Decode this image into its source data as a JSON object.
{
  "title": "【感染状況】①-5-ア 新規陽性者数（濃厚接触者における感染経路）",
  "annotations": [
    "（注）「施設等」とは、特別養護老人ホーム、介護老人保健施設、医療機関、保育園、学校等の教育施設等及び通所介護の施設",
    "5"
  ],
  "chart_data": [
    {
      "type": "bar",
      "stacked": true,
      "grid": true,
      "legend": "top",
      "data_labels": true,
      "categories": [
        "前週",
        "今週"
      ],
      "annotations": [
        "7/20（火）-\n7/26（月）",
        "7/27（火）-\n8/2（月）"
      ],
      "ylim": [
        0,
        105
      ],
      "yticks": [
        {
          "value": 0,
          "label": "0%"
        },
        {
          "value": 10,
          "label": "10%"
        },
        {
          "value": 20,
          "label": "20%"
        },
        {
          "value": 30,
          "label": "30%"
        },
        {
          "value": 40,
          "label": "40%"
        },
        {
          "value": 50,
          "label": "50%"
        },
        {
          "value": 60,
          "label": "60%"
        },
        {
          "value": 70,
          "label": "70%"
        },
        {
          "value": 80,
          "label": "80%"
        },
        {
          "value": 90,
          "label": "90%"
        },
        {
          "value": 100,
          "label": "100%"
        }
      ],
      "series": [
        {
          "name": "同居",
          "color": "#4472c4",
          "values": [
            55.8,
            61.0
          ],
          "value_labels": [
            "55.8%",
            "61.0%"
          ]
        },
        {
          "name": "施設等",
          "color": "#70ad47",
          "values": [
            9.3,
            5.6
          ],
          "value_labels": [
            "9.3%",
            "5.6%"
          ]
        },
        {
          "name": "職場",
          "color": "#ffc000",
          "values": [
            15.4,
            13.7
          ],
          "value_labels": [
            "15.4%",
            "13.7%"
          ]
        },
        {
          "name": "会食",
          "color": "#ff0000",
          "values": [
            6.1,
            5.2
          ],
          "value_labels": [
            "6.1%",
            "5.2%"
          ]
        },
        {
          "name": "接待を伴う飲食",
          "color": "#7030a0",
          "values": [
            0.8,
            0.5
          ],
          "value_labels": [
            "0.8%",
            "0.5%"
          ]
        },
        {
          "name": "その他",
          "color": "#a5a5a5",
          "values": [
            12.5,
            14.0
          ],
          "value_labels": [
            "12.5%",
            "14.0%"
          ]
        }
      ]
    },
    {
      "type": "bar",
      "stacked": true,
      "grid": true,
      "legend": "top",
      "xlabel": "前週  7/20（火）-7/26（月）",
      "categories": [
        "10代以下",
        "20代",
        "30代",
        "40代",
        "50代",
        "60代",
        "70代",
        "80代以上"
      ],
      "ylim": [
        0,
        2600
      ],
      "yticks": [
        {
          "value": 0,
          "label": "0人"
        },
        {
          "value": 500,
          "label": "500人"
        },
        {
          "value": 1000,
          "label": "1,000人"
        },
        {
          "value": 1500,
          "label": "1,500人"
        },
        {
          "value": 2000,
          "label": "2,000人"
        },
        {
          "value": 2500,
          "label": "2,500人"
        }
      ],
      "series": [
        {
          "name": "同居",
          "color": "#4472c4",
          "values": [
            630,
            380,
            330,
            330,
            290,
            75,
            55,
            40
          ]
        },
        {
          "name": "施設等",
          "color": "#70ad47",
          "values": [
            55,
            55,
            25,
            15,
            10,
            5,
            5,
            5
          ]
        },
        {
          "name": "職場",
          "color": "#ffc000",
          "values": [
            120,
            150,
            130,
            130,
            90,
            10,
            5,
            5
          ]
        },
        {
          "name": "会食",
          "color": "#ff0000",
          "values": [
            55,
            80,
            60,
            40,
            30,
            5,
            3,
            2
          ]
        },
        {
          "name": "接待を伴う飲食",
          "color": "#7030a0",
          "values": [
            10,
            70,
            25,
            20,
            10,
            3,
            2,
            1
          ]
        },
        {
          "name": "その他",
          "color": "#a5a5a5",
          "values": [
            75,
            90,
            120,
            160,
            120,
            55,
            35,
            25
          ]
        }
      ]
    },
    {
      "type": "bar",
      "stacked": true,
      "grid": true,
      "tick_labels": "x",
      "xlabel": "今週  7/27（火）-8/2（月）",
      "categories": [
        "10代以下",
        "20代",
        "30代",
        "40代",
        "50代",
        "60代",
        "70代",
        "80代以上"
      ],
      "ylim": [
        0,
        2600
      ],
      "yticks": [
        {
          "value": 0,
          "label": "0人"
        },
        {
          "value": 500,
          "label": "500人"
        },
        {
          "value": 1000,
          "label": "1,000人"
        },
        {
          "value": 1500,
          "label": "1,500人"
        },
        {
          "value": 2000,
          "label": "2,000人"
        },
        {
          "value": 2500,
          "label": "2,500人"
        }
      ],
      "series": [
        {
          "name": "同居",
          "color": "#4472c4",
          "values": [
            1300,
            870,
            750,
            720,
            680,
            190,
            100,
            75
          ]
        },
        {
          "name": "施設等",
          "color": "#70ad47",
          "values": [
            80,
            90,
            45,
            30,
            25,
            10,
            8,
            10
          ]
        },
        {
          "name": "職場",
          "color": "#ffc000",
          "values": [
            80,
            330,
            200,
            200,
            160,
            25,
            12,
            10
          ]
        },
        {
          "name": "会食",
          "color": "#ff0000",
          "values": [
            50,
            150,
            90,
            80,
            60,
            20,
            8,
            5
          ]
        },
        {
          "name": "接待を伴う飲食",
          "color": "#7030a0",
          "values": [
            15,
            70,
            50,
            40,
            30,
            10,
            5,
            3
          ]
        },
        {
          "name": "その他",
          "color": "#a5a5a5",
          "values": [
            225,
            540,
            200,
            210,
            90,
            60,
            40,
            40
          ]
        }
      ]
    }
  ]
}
◆ ◆ ◆ ◆
Given request: Your task is to repeat the data exactly; please include every line.

Response to the exercise:
Decode this image into its source data as a JSON object.
{
  "title": "【感染状況】①-5-ア 新規陽性者数（濃厚接触者における感染経路）",
  "annotations": [
    "（注）「施設等」とは、特別養護老人ホーム、介護老人保健施設、医療機関、保育園、学校等の教育施設等及び通所介護の施設",
    "5"
  ],
  "chart_data": [
    {
      "type": "bar",
      "stacked": true,
      "grid": true,
      "legend": "top",
      "data_labels": true,
      "categories": [
        "前週",
        "今週"
      ],
      "annotations": [
        "7/20（火）-\n7/26（月）",
        "7/27（火）-\n8/2（月）"
      ],
      "ylim": [
        0,
        105
      ],
      "yticks": [
        {
          "value": 0,
          "label": "0%"
        },
        {
          "value": 10,
          "label": "10%"
        },
        {
          "value": 20,
          "label": "20%"
        },
        {
          "value": 30,
          "label": "30%"
        },
        {
          "value": 40,
          "label": "40%"
        },
        {
          "value": 50,
          "label": "50%"
        },
        {
          "value": 60,
          "label": "60%"
        },
        {
          "value": 70,
          "label": "70%"
        },
        {
          "value": 80,
          "label": "80%"
        },
        {
          "value": 90,
          "label": "90%"
        },
        {
          "value": 100,
          "label": "100%"
        }
      ],
      "series": [
        {
          "name": "同居",
          "color": "#4472c4",
          "values": [
            55.8,
            61.0
          ],
          "value_labels": [
            "55.8%",
            "61.0%"
          ]
        },
        {
          "name": "施設等",
          "color": "#70ad47",
          "values": [
            9.3,
            5.6
          ],
          "value_labels": [
            "9.3%",
            "5.6%"
          ]
        },
        {
          "name": "職場",
          "color": "#ffc000",
          "values": [
            15.4,
            13.7
          ],
          "value_labels": [
            "15.4%",
            "13.7%"
          ]
        },
        {
          "name": "会食",
          "color": "#ff0000",
          "values": [
            6.1,
            5.2
          ],
          "value_labels": [
            "6.1%",
            "5.2%"
          ]
        },
        {
          "name": "接待を伴う飲食",
          "color": "#7030a0",
          "values": [
            0.8,
            0.5
          ],
          "value_labels": [
            "0.8%",
            "0.5%"
          ]
        },
        {
          "name": "その他",
          "color": "#a5a5a5",
          "values": [
            12.5,
            14.0
          ],
          "value_labels": [
            "12.5%",
            "14.0%"
          ]
        }
      ]
    },
    {
      "type": "bar",
      "stacked": true,
      "grid": true,
      "legend": "top",
      "xlabel": "前週  7/20（火）-7/26（月）",
      "categories": [
        "10代以下",
        "20代",
        "30代",
        "40代",
        "50代",
        "60代",
        "70代",
        "80代以上"
      ],
      "ylim": [
        0,
        2600
      ],
      "yticks": [
        {
          "value": 0,
          "label": "0人"
        },
        {
          "value": 500,
          "label": "500人"
        },
        {
          "value": 1000,
          "label": "1,000人"
        },
        {
          "value": 1500,
          "label": "1,500人"
        },
        {
          "value": 2000,
          "label": "2,000人"
        },
        {
          "value": 2500,
          "label": "2,500人"
        }
      ],
      "series": [
        {
          "name": "同居",
          "color": "#4472c4",
          "values": [
            630,
            380,
            330,
            330,
            290,
            75,
            55,
            40
          ]
        },
        {
          "name": "施設等",
          "color": "#70ad47",
          "values": [
            55,
            55,
            25,
            15,
            10,
            5,
            5,
            5
          ]
        },
        {
          "name": "職場",
          "color": "#ffc000",
          "values": [
            120,
            150,
            130,
            130,
            90,
            10,
            5,
            5
          ]
        },
        {
          "name": "会食",
          "color": "#ff0000",
          "values": [
            55,
            80,
            60,
            40,
            30,
            5,
            3,
            2
          ]
        },
        {
          "name": "接待を伴う飲食",
          "color": "#7030a0",
          "values": [
            10,
            70,
            25,
            20,
            10,
            3,
            2,
            1
          ]
        },
        {
          "name": "その他",
          "color": "#a5a5a5",
          "values": [
            75,
            90,
            120,
            160,
            120,
            55,
            35,
            25
          ]
        }
      ]
    },
    {
      "type": "bar",
      "stacked": true,
      "grid": true,
      "tick_labels": "x",
      "xlabel": "今週  7/27（火）-8/2（月）",
      "categories": [
        "10代以下",
        "20代",
        "30代",
        "40代",
        "50代",
        "60代",
        "70代",
        "80代以上"
      ],
      "ylim": [
        0,
        2600
      ],
      "yticks": [
        {
          "value": 0,
          "label": "0人"
        },
        {
          "value": 500,
          "label": "500人"
        },
        {
          "value": 1000,
          "label": "1,000人"
        },
        {
          "value": 1500,
          "label": "1,500人"
        },
        {
          "value": 2000,
          "label": "2,000人"
        },
        {
          "value": 2500,
          "label": "2,500人"
        }
      ],
      "series": [
        {
          "name": "同居",
          "color": "#4472c4",
          "values": [
            1300,
            870,
            750,
            720,
            680,
            190,
            100,
            75
          ]
        },
        {
          "name": "施設等",
          "color": "#70ad47",
          "values": [
            80,
            90,
            45,
            30,
            25,
            10,
            8,
            10
          ]
        },
        {
          "name": "職場",
          "color": "#ffc000",
          "values": [
            80,
            330,
            200,
            200,
            160,
            25,
            12,
            10
          ]
        },
        {
          "name": "会食",
          "color": "#ff0000",
          "values": [
            50,
            150,
            90,
            80,
            60,
            20,
            8,
            5
          ]
        },
        {
          "name": "接待を伴う飲食",
          "color": "#7030a0",
          "values": [
            15,
            70,
            50,
            40,
            30,
            10,
            5,
            3
          ]
        },
        {
          "name": "その他",
          "color": "#a5a5a5",
          "values": [
            225,
            540,
            200,
            210,
            90,
            60,
            40,
            40
          ]
        }
      ]
    }
  ]
}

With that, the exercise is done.